▸ Provided material
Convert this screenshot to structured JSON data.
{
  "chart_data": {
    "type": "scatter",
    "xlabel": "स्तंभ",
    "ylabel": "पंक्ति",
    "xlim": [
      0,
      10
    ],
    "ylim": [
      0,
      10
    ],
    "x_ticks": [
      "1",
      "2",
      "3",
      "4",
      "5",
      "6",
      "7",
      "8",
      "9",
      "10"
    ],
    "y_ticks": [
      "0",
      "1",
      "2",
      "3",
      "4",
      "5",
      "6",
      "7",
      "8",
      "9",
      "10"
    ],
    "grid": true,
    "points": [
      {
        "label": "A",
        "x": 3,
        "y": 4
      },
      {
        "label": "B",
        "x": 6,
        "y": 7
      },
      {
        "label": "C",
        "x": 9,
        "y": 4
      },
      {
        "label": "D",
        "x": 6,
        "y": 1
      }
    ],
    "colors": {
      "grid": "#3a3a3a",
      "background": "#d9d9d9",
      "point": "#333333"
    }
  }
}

--

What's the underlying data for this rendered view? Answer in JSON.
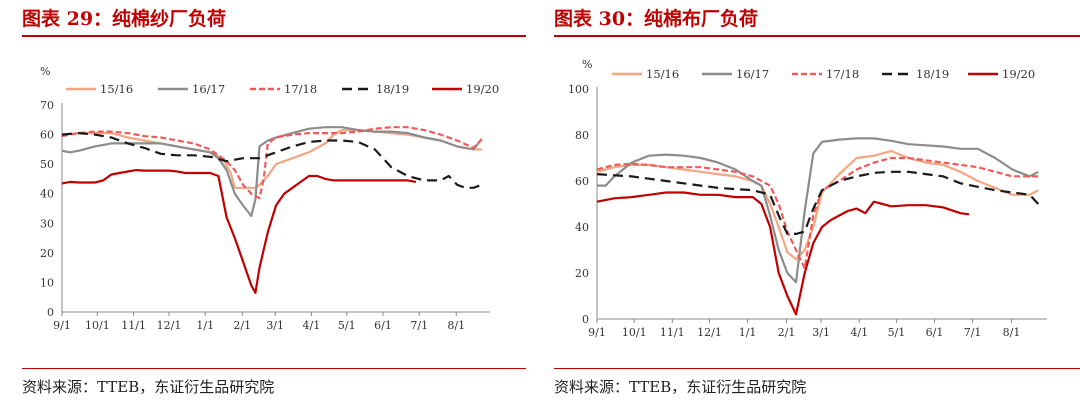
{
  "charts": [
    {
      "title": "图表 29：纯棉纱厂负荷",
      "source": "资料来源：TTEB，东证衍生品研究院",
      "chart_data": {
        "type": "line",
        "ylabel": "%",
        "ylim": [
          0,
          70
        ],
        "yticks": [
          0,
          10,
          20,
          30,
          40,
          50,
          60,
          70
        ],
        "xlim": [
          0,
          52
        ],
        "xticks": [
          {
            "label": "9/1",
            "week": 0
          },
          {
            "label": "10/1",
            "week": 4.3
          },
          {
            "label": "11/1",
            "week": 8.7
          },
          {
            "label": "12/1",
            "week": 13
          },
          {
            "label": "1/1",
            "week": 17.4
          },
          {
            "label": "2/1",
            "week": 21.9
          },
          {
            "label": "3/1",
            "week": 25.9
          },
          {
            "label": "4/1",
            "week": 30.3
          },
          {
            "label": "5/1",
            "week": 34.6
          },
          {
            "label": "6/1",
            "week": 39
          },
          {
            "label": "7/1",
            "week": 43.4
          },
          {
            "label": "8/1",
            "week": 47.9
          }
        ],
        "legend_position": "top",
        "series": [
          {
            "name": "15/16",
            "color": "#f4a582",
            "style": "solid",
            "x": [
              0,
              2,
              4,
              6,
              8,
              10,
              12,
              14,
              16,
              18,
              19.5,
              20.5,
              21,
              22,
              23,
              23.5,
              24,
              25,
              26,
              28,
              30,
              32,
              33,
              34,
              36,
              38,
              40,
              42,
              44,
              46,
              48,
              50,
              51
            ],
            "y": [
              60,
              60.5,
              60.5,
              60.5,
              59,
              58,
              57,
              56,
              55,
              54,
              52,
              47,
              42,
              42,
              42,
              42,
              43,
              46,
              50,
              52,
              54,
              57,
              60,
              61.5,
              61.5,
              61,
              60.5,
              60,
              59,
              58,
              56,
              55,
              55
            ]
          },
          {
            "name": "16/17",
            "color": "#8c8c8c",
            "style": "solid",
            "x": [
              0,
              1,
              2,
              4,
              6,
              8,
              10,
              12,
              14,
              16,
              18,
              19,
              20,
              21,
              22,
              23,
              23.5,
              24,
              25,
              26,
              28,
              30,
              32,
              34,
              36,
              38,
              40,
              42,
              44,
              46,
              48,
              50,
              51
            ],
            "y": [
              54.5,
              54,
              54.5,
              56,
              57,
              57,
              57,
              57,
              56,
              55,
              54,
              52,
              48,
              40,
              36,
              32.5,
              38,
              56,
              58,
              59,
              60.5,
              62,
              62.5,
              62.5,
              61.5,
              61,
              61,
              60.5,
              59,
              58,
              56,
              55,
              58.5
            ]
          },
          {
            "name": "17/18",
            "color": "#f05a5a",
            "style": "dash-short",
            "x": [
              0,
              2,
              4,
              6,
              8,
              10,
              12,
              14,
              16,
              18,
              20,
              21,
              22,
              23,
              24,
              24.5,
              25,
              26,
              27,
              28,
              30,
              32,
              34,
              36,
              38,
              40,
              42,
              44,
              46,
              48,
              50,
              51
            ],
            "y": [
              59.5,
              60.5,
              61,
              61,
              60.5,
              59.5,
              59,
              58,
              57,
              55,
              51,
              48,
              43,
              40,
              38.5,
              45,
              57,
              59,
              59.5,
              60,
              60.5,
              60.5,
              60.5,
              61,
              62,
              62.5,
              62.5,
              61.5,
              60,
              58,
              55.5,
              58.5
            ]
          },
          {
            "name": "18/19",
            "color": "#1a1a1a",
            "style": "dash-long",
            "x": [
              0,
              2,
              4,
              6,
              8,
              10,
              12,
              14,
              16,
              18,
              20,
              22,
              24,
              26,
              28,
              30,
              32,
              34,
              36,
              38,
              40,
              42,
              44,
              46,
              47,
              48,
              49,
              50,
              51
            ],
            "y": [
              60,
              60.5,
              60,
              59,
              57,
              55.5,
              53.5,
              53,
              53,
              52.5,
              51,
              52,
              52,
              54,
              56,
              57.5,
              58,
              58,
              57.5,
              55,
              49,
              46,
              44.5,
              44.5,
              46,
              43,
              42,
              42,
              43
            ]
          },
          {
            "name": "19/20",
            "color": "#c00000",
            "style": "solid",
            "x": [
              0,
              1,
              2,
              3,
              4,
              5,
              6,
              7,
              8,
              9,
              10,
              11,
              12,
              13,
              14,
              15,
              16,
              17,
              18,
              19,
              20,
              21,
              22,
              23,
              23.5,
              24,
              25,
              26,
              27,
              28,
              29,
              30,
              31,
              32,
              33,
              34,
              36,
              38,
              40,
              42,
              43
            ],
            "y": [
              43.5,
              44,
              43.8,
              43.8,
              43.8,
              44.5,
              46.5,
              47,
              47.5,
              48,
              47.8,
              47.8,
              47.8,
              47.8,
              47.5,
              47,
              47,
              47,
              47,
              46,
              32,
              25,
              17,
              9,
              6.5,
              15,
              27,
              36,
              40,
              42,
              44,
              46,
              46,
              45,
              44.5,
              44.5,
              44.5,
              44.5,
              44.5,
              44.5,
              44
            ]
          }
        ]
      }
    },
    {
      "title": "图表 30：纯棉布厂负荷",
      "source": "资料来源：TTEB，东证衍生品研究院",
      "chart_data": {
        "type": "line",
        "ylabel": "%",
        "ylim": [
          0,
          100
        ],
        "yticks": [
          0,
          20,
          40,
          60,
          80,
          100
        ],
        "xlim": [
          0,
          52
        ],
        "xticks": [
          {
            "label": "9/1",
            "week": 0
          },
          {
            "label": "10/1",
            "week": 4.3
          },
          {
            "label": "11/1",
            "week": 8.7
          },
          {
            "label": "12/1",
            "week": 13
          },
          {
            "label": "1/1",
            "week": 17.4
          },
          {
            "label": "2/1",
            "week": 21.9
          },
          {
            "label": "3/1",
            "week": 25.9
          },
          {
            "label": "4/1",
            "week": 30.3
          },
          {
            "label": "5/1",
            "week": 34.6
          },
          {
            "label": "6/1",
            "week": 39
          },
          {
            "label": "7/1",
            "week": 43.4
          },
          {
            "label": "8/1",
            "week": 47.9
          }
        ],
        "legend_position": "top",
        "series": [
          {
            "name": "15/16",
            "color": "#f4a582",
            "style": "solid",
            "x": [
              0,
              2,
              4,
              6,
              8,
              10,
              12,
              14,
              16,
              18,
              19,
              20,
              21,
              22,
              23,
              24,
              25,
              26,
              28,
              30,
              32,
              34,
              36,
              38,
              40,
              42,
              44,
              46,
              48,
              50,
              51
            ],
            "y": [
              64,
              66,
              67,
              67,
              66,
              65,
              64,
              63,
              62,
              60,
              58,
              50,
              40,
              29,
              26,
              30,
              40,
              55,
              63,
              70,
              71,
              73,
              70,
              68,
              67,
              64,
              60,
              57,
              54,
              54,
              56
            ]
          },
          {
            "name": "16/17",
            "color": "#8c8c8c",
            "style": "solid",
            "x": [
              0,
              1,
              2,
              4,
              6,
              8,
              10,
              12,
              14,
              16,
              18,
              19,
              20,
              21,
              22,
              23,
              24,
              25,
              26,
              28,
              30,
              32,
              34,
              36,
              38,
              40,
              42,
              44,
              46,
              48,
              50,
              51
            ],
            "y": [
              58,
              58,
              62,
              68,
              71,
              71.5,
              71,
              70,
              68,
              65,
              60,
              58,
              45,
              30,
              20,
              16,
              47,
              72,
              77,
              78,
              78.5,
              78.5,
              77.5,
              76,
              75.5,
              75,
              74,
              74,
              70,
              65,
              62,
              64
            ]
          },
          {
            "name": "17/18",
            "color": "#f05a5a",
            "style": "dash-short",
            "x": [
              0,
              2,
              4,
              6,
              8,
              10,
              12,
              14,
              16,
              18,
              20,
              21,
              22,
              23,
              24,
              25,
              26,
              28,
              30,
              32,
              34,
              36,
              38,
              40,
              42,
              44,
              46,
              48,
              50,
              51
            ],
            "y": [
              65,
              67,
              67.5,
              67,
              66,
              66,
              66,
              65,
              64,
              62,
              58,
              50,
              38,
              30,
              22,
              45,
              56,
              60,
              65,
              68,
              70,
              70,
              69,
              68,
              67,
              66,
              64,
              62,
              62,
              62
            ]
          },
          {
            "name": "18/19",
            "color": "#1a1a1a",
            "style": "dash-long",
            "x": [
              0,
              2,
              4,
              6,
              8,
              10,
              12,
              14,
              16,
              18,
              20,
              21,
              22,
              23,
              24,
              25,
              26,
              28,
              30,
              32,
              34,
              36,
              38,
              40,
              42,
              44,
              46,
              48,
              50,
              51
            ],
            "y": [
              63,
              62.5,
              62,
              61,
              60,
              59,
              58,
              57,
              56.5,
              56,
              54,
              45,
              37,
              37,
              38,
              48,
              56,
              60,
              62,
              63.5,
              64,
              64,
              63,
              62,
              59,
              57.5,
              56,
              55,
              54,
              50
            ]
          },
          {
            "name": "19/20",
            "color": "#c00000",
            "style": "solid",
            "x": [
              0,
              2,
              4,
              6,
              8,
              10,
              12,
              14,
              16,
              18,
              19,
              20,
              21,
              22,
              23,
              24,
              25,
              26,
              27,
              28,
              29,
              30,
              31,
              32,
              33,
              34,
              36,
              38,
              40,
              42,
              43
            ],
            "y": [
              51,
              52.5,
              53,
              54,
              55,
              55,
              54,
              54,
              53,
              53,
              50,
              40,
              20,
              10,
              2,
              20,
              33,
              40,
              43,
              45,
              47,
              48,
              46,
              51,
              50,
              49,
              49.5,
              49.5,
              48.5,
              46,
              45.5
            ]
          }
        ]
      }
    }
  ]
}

...

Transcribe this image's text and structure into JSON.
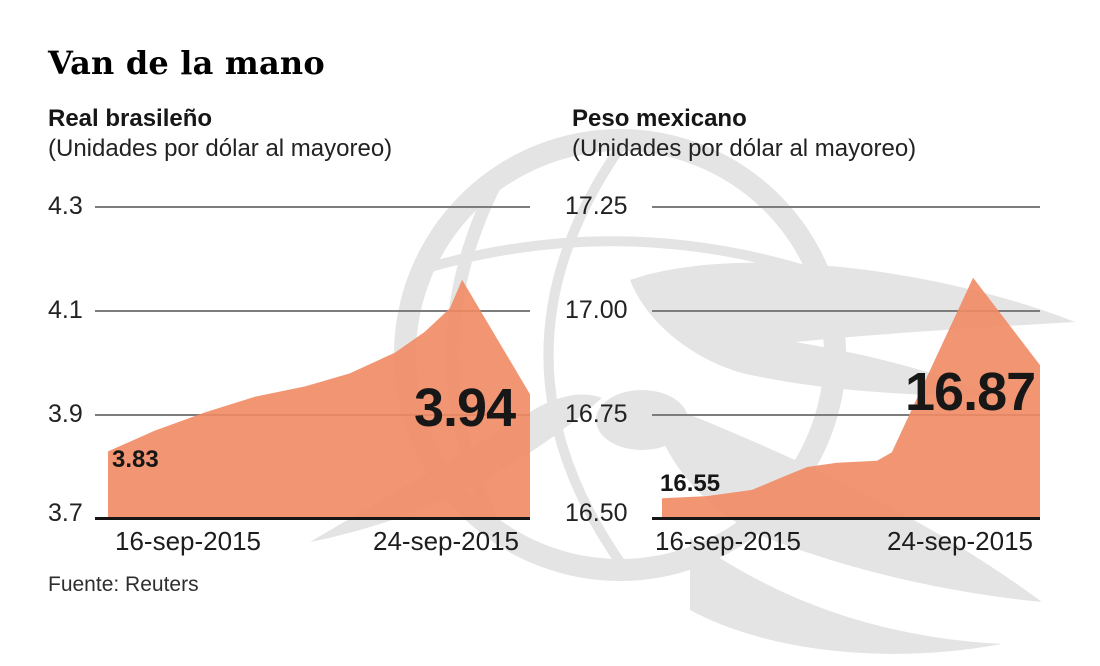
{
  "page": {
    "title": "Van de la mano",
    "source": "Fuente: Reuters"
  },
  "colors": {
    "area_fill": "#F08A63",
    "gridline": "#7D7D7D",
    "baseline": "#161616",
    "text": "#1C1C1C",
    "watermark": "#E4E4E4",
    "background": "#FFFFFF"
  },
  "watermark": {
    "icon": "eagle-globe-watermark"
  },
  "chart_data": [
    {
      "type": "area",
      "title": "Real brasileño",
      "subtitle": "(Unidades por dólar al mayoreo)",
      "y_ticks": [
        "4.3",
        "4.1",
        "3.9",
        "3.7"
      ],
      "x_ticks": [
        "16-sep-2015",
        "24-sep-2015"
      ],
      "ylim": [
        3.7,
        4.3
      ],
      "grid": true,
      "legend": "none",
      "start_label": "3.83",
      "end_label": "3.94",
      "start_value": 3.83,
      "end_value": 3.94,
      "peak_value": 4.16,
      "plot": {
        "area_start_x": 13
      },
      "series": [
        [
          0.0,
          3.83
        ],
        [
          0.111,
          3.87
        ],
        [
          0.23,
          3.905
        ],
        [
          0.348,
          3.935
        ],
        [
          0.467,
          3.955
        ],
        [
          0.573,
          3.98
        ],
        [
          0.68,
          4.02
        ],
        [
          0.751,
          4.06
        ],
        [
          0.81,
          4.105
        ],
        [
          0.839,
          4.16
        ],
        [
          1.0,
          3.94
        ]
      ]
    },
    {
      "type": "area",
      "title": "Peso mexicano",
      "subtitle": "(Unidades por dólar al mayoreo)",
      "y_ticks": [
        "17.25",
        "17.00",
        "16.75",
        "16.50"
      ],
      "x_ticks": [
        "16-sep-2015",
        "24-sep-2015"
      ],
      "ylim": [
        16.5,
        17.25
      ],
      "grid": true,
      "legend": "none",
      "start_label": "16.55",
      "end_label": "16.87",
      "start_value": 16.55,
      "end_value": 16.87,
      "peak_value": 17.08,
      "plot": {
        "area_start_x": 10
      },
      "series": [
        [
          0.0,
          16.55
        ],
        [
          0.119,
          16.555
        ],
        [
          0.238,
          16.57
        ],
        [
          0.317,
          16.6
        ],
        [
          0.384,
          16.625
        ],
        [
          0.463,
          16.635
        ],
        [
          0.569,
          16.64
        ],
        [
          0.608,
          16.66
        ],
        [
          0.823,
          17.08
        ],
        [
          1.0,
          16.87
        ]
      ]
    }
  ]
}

▸ Written task
Scan the material above. Copy each line where "text" occurs.

▸ Solution to this exercise
Transcribe this image's text and structure into JSON.
    "text": "#1C1C1C",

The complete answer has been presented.